§ INSTRUCTIONS TO FOLLOW: Copy out the data below as written; omit any images.

§ DATA ROWS:

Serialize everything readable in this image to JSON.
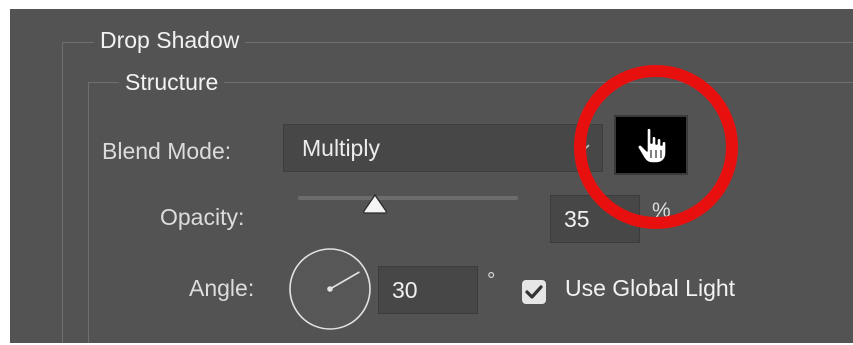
{
  "panel": {
    "group_title": "Drop Shadow",
    "section_title": "Structure"
  },
  "blend_mode": {
    "label": "Blend Mode:",
    "value": "Multiply",
    "dropdown_icon": "chevron-down-icon",
    "swatch_color": "#000000",
    "cursor_icon": "hand-pointer-icon"
  },
  "opacity": {
    "label": "Opacity:",
    "value": "35",
    "unit": "%",
    "slider_level_percent": 35
  },
  "angle": {
    "label": "Angle:",
    "value": "30",
    "unit": "°",
    "dial_degrees": 30
  },
  "global_light": {
    "label": "Use Global Light",
    "checked": true
  },
  "annotation": {
    "circle_color": "#e8100e"
  }
}
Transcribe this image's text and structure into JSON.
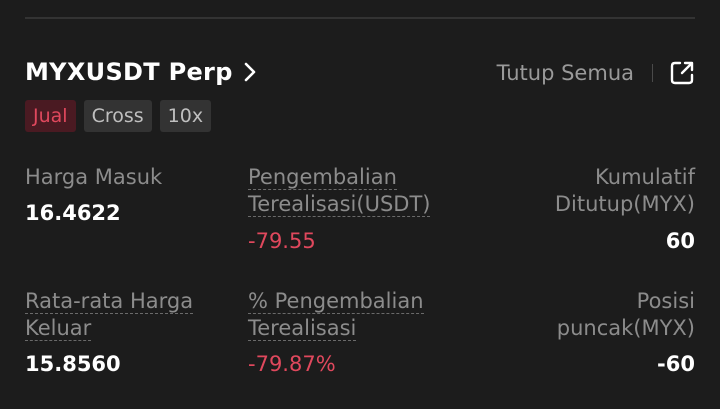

§ ANSWER TO THE PROBLEM:
Serialize everything readable in this image to JSON.
{
  "panel": {
    "group_title": "Drop Shadow",
    "section_title": "Structure"
  },
  "blend_mode": {
    "label": "Blend Mode:",
    "value": "Multiply",
    "dropdown_icon": "chevron-down-icon",
    "swatch_color": "#000000",
    "cursor_icon": "hand-pointer-icon"
  },
  "opacity": {
    "label": "Opacity:",
    "value": "35",
    "unit": "%",
    "slider_level_percent": 35
  },
  "angle": {
    "label": "Angle:",
    "value": "30",
    "unit": "°",
    "dial_degrees": 30
  },
  "global_light": {
    "label": "Use Global Light",
    "checked": true
  },
  "annotation": {
    "circle_color": "#e8100e"
  }
}
Transcribe this image's text and structure into JSON.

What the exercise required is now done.